### TASK PROMPT
Every line that holds "JSON" should be shown.

Data items:
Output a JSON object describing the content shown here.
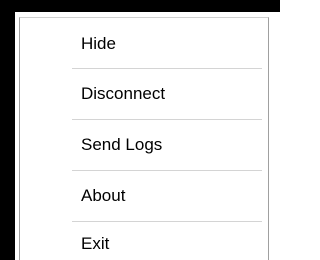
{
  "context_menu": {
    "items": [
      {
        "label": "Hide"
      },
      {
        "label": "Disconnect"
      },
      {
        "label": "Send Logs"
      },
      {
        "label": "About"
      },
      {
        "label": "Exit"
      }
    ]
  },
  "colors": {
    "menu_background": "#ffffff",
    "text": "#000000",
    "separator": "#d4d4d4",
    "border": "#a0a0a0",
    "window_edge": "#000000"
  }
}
--
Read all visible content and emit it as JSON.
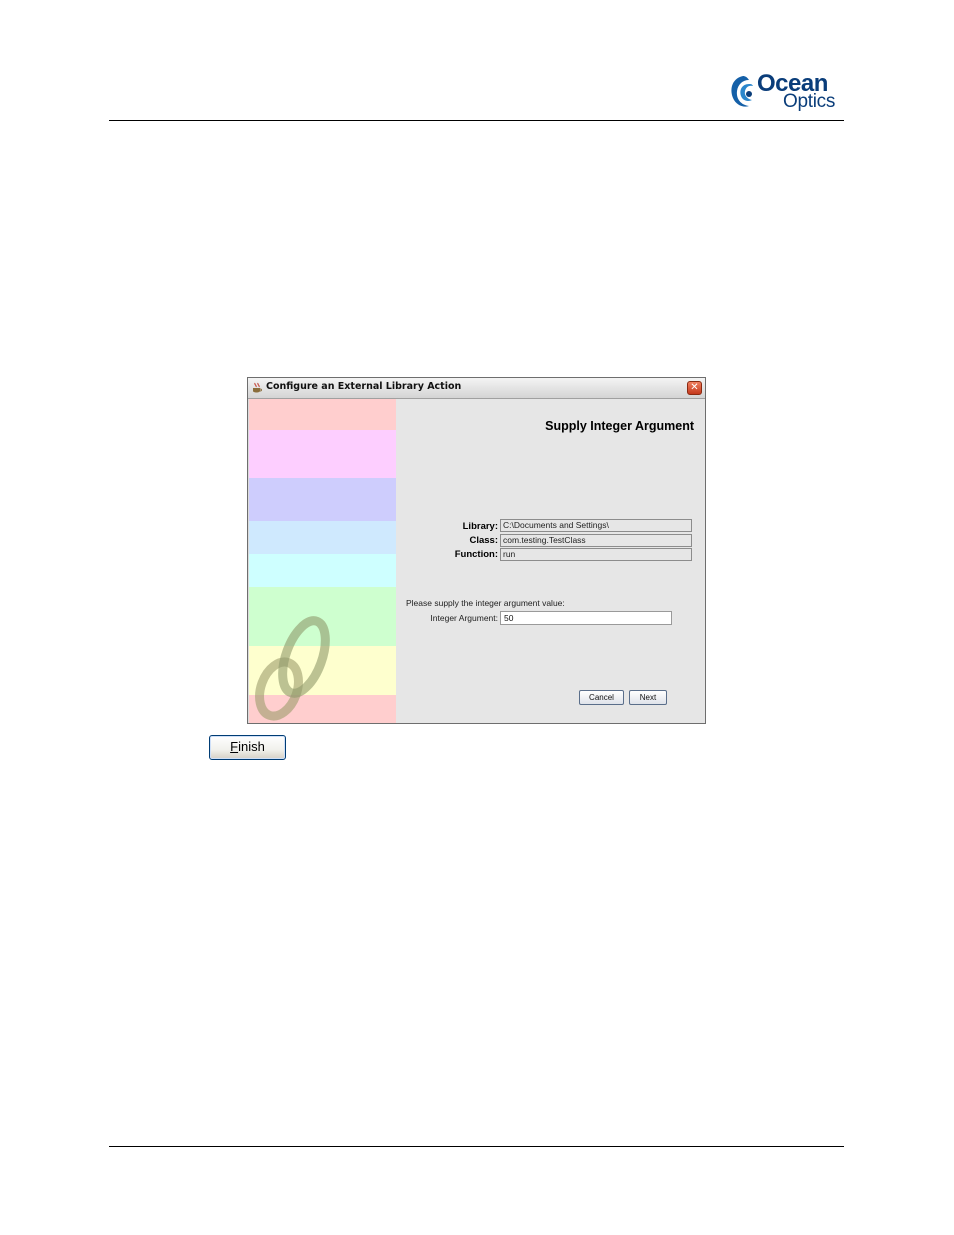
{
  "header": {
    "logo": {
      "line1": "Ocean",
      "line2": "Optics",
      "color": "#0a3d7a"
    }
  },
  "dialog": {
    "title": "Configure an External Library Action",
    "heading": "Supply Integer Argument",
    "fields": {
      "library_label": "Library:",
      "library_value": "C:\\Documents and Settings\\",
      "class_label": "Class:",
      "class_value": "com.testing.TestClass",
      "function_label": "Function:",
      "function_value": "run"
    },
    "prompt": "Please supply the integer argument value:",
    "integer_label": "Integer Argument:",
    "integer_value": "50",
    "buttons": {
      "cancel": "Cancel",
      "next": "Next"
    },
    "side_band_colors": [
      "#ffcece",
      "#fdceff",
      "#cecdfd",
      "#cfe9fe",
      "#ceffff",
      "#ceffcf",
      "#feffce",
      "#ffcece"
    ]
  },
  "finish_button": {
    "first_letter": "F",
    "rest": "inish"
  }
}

### IN RESPONSE
Output a JSON object describing the content shown here.
Read all visible content and emit it as JSON.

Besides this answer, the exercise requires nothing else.